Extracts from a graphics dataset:

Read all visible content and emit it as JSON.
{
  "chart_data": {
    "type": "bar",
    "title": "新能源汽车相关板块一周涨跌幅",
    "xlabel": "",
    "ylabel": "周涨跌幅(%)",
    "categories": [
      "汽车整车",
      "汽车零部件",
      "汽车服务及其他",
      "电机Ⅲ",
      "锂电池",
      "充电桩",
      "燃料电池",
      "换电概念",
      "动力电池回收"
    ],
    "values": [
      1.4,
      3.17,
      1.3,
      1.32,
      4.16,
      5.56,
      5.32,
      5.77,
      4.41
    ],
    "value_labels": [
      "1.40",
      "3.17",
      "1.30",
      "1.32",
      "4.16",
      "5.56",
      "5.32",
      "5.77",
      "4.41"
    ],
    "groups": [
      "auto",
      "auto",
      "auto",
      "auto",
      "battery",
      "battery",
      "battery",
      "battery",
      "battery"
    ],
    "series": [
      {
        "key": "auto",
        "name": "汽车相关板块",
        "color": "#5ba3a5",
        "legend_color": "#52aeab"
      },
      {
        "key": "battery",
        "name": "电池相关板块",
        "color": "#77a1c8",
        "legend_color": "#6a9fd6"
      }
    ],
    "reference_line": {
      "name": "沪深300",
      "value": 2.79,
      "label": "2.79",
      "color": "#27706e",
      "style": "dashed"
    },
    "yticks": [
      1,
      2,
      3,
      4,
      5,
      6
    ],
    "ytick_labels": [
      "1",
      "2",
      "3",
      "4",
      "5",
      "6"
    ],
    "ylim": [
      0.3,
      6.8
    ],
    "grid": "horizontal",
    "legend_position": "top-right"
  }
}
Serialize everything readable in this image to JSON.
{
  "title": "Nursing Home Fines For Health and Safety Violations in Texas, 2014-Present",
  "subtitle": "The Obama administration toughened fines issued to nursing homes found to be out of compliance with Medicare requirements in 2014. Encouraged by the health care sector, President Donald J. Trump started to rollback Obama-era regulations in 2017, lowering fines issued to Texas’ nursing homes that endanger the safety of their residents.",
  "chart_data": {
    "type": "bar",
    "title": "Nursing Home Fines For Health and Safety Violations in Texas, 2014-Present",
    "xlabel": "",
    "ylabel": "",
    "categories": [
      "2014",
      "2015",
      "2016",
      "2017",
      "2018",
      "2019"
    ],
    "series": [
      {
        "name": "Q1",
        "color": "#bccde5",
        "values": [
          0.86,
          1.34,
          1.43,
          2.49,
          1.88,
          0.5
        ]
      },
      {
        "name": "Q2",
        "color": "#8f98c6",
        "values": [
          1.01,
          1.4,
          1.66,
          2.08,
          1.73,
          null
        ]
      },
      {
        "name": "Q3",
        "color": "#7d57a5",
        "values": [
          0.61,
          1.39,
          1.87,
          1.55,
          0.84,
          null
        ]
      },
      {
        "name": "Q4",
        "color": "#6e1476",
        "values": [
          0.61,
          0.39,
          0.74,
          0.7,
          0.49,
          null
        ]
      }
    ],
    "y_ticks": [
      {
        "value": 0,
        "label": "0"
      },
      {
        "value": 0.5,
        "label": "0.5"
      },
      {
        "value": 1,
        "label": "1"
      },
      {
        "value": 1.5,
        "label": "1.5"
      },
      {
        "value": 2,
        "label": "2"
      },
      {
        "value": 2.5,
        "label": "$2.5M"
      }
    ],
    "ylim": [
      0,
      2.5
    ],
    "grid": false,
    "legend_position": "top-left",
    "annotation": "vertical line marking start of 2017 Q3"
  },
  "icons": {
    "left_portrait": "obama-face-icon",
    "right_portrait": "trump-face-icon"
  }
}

# [PROBLEM DESCRIPTION]
Lines holding the word "Violations" should be counted across the entries; state only how many there are.

# [FINISHED EXERCISE]
2